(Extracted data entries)
## start

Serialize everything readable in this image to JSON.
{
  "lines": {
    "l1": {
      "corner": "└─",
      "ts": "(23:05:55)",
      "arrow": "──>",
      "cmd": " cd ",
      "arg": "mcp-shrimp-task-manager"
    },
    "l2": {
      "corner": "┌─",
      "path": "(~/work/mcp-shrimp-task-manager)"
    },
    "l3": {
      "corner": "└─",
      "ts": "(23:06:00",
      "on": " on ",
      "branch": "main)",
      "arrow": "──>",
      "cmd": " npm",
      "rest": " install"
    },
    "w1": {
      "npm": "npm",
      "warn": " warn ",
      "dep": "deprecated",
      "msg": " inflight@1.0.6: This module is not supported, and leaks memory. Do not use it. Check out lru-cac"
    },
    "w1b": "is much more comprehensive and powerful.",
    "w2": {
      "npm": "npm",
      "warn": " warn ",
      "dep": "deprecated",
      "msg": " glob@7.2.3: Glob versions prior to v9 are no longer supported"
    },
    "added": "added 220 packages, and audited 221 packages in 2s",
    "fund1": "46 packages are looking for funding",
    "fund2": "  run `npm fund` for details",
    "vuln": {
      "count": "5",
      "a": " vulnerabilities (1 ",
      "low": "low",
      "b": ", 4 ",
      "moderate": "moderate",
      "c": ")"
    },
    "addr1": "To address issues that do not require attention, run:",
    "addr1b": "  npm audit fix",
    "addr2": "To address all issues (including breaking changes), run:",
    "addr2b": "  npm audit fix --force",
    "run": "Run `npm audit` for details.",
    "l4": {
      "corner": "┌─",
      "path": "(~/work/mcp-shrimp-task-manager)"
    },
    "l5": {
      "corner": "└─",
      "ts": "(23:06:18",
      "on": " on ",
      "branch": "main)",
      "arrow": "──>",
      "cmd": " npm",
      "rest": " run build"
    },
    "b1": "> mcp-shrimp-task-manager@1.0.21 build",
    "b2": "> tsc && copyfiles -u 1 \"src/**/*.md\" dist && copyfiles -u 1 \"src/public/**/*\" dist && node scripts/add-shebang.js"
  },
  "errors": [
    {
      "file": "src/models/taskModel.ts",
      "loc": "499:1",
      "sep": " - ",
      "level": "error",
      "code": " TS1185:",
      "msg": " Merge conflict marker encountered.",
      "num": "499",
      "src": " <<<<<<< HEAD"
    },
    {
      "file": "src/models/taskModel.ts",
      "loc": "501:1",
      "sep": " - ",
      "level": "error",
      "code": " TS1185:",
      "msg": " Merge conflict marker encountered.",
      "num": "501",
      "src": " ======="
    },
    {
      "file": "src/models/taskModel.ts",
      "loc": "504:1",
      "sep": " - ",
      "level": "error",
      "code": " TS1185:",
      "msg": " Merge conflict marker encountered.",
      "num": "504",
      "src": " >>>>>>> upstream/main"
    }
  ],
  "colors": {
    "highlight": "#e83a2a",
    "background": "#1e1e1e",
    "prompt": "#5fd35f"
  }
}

## end

* **Work to complete**: Restate the data above word for word.

* **Solution to this exercise**:
Serialize everything readable in this image to JSON.
{
  "lines": {
    "l1": {
      "corner": "└─",
      "ts": "(23:05:55)",
      "arrow": "──>",
      "cmd": " cd ",
      "arg": "mcp-shrimp-task-manager"
    },
    "l2": {
      "corner": "┌─",
      "path": "(~/work/mcp-shrimp-task-manager)"
    },
    "l3": {
      "corner": "└─",
      "ts": "(23:06:00",
      "on": " on ",
      "branch": "main)",
      "arrow": "──>",
      "cmd": " npm",
      "rest": " install"
    },
    "w1": {
      "npm": "npm",
      "warn": " warn ",
      "dep": "deprecated",
      "msg": " inflight@1.0.6: This module is not supported, and leaks memory. Do not use it. Check out lru-cac"
    },
    "w1b": "is much more comprehensive and powerful.",
    "w2": {
      "npm": "npm",
      "warn": " warn ",
      "dep": "deprecated",
      "msg": " glob@7.2.3: Glob versions prior to v9 are no longer supported"
    },
    "added": "added 220 packages, and audited 221 packages in 2s",
    "fund1": "46 packages are looking for funding",
    "fund2": "  run `npm fund` for details",
    "vuln": {
      "count": "5",
      "a": " vulnerabilities (1 ",
      "low": "low",
      "b": ", 4 ",
      "moderate": "moderate",
      "c": ")"
    },
    "addr1": "To address issues that do not require attention, run:",
    "addr1b": "  npm audit fix",
    "addr2": "To address all issues (including breaking changes), run:",
    "addr2b": "  npm audit fix --force",
    "run": "Run `npm audit` for details.",
    "l4": {
      "corner": "┌─",
      "path": "(~/work/mcp-shrimp-task-manager)"
    },
    "l5": {
      "corner": "└─",
      "ts": "(23:06:18",
      "on": " on ",
      "branch": "main)",
      "arrow": "──>",
      "cmd": " npm",
      "rest": " run build"
    },
    "b1": "> mcp-shrimp-task-manager@1.0.21 build",
    "b2": "> tsc && copyfiles -u 1 \"src/**/*.md\" dist && copyfiles -u 1 \"src/public/**/*\" dist && node scripts/add-shebang.js"
  },
  "errors": [
    {
      "file": "src/models/taskModel.ts",
      "loc": "499:1",
      "sep": " - ",
      "level": "error",
      "code": " TS1185:",
      "msg": " Merge conflict marker encountered.",
      "num": "499",
      "src": " <<<<<<< HEAD"
    },
    {
      "file": "src/models/taskModel.ts",
      "loc": "501:1",
      "sep": " - ",
      "level": "error",
      "code": " TS1185:",
      "msg": " Merge conflict marker encountered.",
      "num": "501",
      "src": " ======="
    },
    {
      "file": "src/models/taskModel.ts",
      "loc": "504:1",
      "sep": " - ",
      "level": "error",
      "code": " TS1185:",
      "msg": " Merge conflict marker encountered.",
      "num": "504",
      "src": " >>>>>>> upstream/main"
    }
  ],
  "colors": {
    "highlight": "#e83a2a",
    "background": "#1e1e1e",
    "prompt": "#5fd35f"
  }
}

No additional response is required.